It seems to be more of a stylistic or structual choice in most examples I've seen. And kinda breaks the "Only one correct way to do something" in python rule. How does it make my programs, more correct, more reliable, faster, or easier to understand? (Most coding standards I've seen tend to tell you to avoid overly complex statements on a single line. If it makes it easier to read break it up.)
Here's a good example:
def key(x):
return x[1]
a = [(1, 2), (3, 1), (5, 10), (11, -3)]
a.sort(key=key)
versus
a = [(1, 2), (3, 1), (5, 10), (11, -3)]
a.sort(key=lambda x: x[1])
From another angle: Lambda expressions are also known as "anonymous functions", and are very useful in certain programming paradigms, particularly functional programming, which lambda calculus provided the inspiration for.
http://en.wikipedia.org/wiki/Lambda_calculus
The syntax is more concise in certain situations, mostly when dealing with map et al.
map(lambda x: x * 2, [1,2,3,4])
seems better to me than:
def double(x):
return x * 2
map(double, [1,2,3,4])
I think the lambda is a better choice in this situation because the def double seems almost disconnected from the map that is using it. Plus, I guess it has the added benefit that the function gets thrown away when you are done.
There is one downside to lambda which limits its usefulness in Python, in my opinion: lambdas can have only one expression (i.e., you can't have multiple lines). It just can't work in a language that forces whitespace.
Plus, whenever I use lambda I feel awesome.
For me it's a matter of the expressiveness of the code. When writing code that people will have to support, that code should tell a story in as concise and easy to understand manner as possible. Sometimes the lambda expression is more complicated, other times it more directly tells what that line or block of code is doing. Use judgment when writing.
Think of it like structuring a sentence. What are the important parts (nouns and verbs vs. objects and methods, etc.) and how should they be ordered for that line or block of code to convey what it's doing intuitively.
Lambda functions are most useful in things like callback functions, or places in which you need a throwaway function. JAB's example is perfect - It would be better accompanied by the keyword argument key, but it still provides useful information.
When
def key(x):
return x[1]
appears 300 lines away from
[(1,2), (3,1), (5,10), (11,-3)].sort(key)
what does key do? There's really no indication. You might have some sort of guess, especially if you're familiar with the function, but usually it requires going back to look. OTOH,
[(1,2), (3,1), (5,10), (11,-3)].sort(lambda x: x[1])
tells you a lot more.
Sort takes a function as an argument
That function takes 1 parameter (and "returns" a result)
I'm trying to sort this list by the 2nd value of each of the elements of the list
(If the list were a variable so you couldn't see the values) this logic expects the list to have at least 2 elements in it.
There's probably some more information, but already that's a tremendous amount that you get just by using an anonymous lambda function instead of a named function.
Plus it doesn't pollute your namespace ;)
Yes, you're right — it is a structural choice. It probably does not make your programs more correct by just using lambda expressions. Nor does it make them more reliable, and this has nothing to do with speed.
It is only about flexibility and the power of expression. Like list comprehension. You can do most of that defining named functions (possibly polluting namespace, but that's again purely stylistic issue).
It can aid to readability by the fact, that you do not have to define a separate named function, that someone else will have to find, read and understand that all it does is to call a method blah() on its argument.
It may be much more interesting when you use it to write functions that create and return other functions, where what exactly those functions do, depends on their arguments. This may be a very concise and readable way of parameterizing your code behaviour. You can just express more interesting ideas.

DATASET EXTRACT
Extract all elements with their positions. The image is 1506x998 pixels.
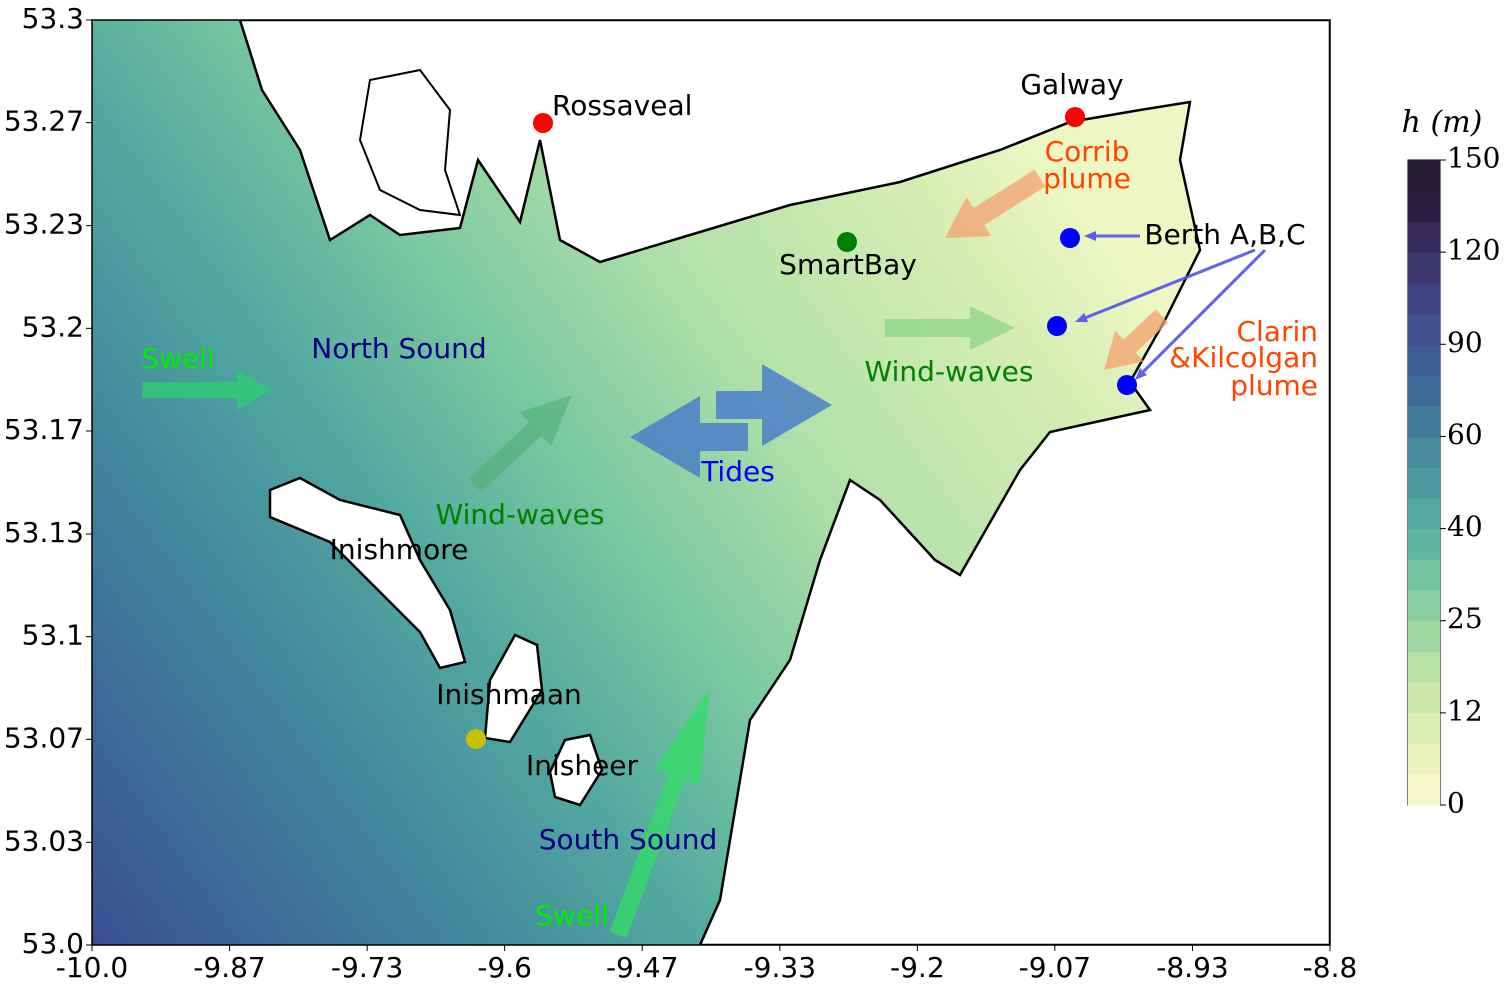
x-tick-label: -10.0 — [56, 951, 128, 984]
annotation: plume — [1230, 369, 1318, 402]
y-tick-label: 53.13 — [4, 516, 84, 549]
island — [358, 68, 462, 217]
mainland — [238, 20, 1330, 945]
x-tick-label: -9.6 — [477, 951, 532, 984]
arrow — [885, 306, 1015, 350]
colorbar-band — [1408, 190, 1440, 222]
annotation: Galway — [1020, 68, 1123, 101]
x-tick-label: -9.2 — [890, 951, 945, 984]
colorbar-band — [1408, 743, 1440, 775]
berth-marker — [1060, 228, 1080, 248]
x-tick-label: -9.07 — [1019, 951, 1091, 984]
y-tick-label: 53.1 — [22, 619, 84, 652]
annotation: &Kilcolgan — [1169, 341, 1318, 374]
colorbar-tick-label: 90 — [1447, 326, 1483, 359]
arrow — [716, 364, 832, 446]
arrow — [1084, 231, 1140, 241]
annotation: Inisheer — [526, 749, 639, 782]
annotation: Swell — [141, 342, 214, 375]
colorbar-tick-label: 0 — [1447, 787, 1465, 820]
x-tick-label: -9.73 — [331, 951, 403, 984]
annotation: Inishmore — [330, 533, 469, 566]
annotation: Rossaveal — [552, 89, 692, 122]
inishmaan-island — [483, 633, 544, 744]
arrow — [609, 688, 710, 939]
colorbar-tick-label: 60 — [1447, 418, 1483, 451]
annotation: Wind-waves — [865, 355, 1034, 388]
arrow — [1104, 309, 1169, 370]
y-tick-label: 53.03 — [4, 824, 84, 857]
colorbar-band — [1408, 620, 1440, 652]
map-area — [92, 20, 1330, 945]
plot-frame — [91, 19, 1331, 946]
colorbar-tick-label: 40 — [1447, 510, 1483, 543]
colorbar-band — [1408, 252, 1440, 284]
colorbar-band — [1408, 774, 1440, 806]
annotation: SmartBay — [779, 248, 917, 281]
colorbar-band — [1408, 712, 1440, 745]
galway-marker — [1065, 107, 1085, 127]
annotation: plume — [1043, 162, 1131, 195]
annotation: Corrib — [1045, 135, 1130, 168]
x-tick-label: -8.93 — [1156, 951, 1228, 984]
colorbar-band — [1408, 221, 1440, 253]
smartbay-marker — [837, 232, 857, 252]
y-tick-label: 53.0 — [22, 927, 84, 960]
annotation: Wind-waves — [436, 498, 605, 531]
colorbar-band — [1408, 497, 1440, 530]
x-tick-label: -9.87 — [193, 951, 265, 984]
y-tick-label: 53.23 — [4, 208, 84, 241]
colorbar-label: h (m) — [1402, 105, 1483, 140]
colorbar-band — [1408, 682, 1440, 714]
colorbar-tick-label: 150 — [1447, 142, 1500, 175]
annotation: South Sound — [539, 823, 717, 856]
arrow — [630, 396, 748, 478]
annotation: Tides — [700, 455, 775, 488]
colorbar-tick-label: 120 — [1447, 234, 1500, 267]
colorbar-band — [1408, 375, 1440, 407]
colorbar-band — [1408, 282, 1440, 315]
annotation: Berth A,B,C — [1144, 218, 1305, 251]
colorbar-tick-label: 12 — [1447, 694, 1483, 727]
y-tick-label: 53.27 — [4, 105, 84, 138]
annotation: Inishmaan — [436, 678, 581, 711]
arrow — [1075, 248, 1256, 323]
colorbar-band — [1408, 528, 1440, 560]
rossaveal-marker — [533, 113, 553, 133]
arrow — [1135, 248, 1267, 380]
inisheer-island — [548, 733, 604, 807]
y-tick-label: 53.3 — [22, 2, 84, 35]
inishmaan-marker — [466, 729, 486, 749]
inishmore-island — [268, 476, 467, 670]
y-tick-label: 53.17 — [4, 413, 84, 446]
colorbar-band — [1408, 313, 1440, 345]
x-tick-label: -9.33 — [744, 951, 816, 984]
x-tick-label: -8.8 — [1303, 951, 1358, 984]
colorbar-tick-label: 25 — [1447, 602, 1483, 635]
colorbar-band — [1408, 590, 1440, 622]
colorbar-band — [1408, 160, 1440, 192]
arrow — [468, 395, 572, 492]
arrow — [142, 370, 272, 410]
annotation: Swell — [535, 899, 608, 932]
colorbar-band — [1408, 436, 1440, 468]
berth-marker — [1117, 375, 1137, 395]
colorbar-band — [1408, 559, 1440, 591]
x-tick-label: -9.47 — [606, 951, 678, 984]
y-tick-label: 53.07 — [4, 721, 84, 754]
colorbar-band — [1408, 651, 1440, 683]
colorbar-band — [1408, 344, 1440, 376]
annotation: North Sound — [311, 332, 486, 365]
y-tick-label: 53.2 — [22, 310, 84, 343]
arrow — [945, 169, 1046, 238]
colorbar-band — [1408, 405, 1440, 437]
arrows — [142, 169, 1267, 939]
annotation: Clarin — [1236, 315, 1318, 348]
berth-marker — [1047, 316, 1067, 336]
colorbar-band — [1408, 467, 1440, 499]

PROBLEMS AND TASKS
(a) Answer these questions about the thread on Python lambda expressions, one a line:
(i) By what other name are lambda expressions also known?
(ii) What downside of lambdas in Python is said to limit their usefulness?
(iii) How many lines away from the sort call does the "def key(x):" definition appear in the example?
(b) Write the next part of the thread on Python lambda expressions, starting after its last sentence.
The rows have no connection to the thread on Python lambda expressions.

EXERCISE ANSWERS
(a)
(i) Anonymous functions.
(ii) Lambdas can have only one expression, so they can't have multiple lines.
(iii) 300 lines.

(b)
But that is still a structural choice. You can do that otherwise. But the same goes for object oriented programming ;)
Ignore for a moment the detail that it's specifically anonymous functions we're talking about. functions, including anonymous ones, are assignable quantities (almost, but not really, values) in Python. an expression like
map(lambda y: y * -1, range(0, 10))
explicitly mentions four anonymous quantities: -1, 0, 10 and the result of the lambda operator, plus the implied result of the map call. it's possible to create values of anonymous types in some languages. so ignore the superficial difference between functions and numbers. the question when to use an anonymous function as opposed to a named one is similar to a question of when to put a naked number literal in the code and when to declare a TIMES_I_WISHED_I_HAD_A_PONY or BUFFER_SIZE beforehand. there are times when it's appropriate to use a (numeric, string or function) literal, and there are times when it's more appropriate to name such a thing and refer to it through its name.
see eg. Allen Holub's provocative, thought-or-anger-provoking book on Design Patterns in Java; he uses anonymous classes quite a bit.
Lambda, while useful in certain situations, has a large potential for abuse. lambda's almost always make code more difficult to read. And while it might feel satisfying to fit all your code onto a single line, it will suck for the next person who has to read your code.
Direct from PEP8
"One of Guido's key insights is that code is read much more often than it is written."
It is definitely true that abusing lambda functions often leads to bad and hard-to-read code. On the other hand, when used accurately, it does the opposite. There are already great answers in this thread, but one example I have come across is:
def power(n):
return lambda x: x**n
square = power(2)
cubic = power(3)
quadruple = power(4)
print(square(10)) # 100
print(cubic(10)) # 1000
print(quadruple(10)) # 10000
This simplified case could be rewritten in many other ways without the use of lambda. Still, one can infer how lambda functions can increase readability and code reuse in perhaps more complex cases and functions with this example.
Lambdas are anonymous functions (function with no name) that can be assigned to a variable or that can be passed as an argument to another function. The usefulness of lambda will be realized when you need a small piece of function that will be run once in a while or just once. Instead of writing the function in global scope or including it as part of your main program you can toss around few lines of code when needed to a variable or another function. Also when you pass the function as an argument to another function during the function call you can change the argument (the anonymous function) making the function itself dynamic. Suppose if the anonymous function uses variables outside its scope it is called closure. This is useful in callback functions.
One use of lambda function which I have learned, and where is not other good alternative or at least looks for me best is as default action in function parameter by
parameter=lambda x: x
This returns the value without change, but you can supply one function optionally to perform a transformation or action (like printing the answer, not only returning)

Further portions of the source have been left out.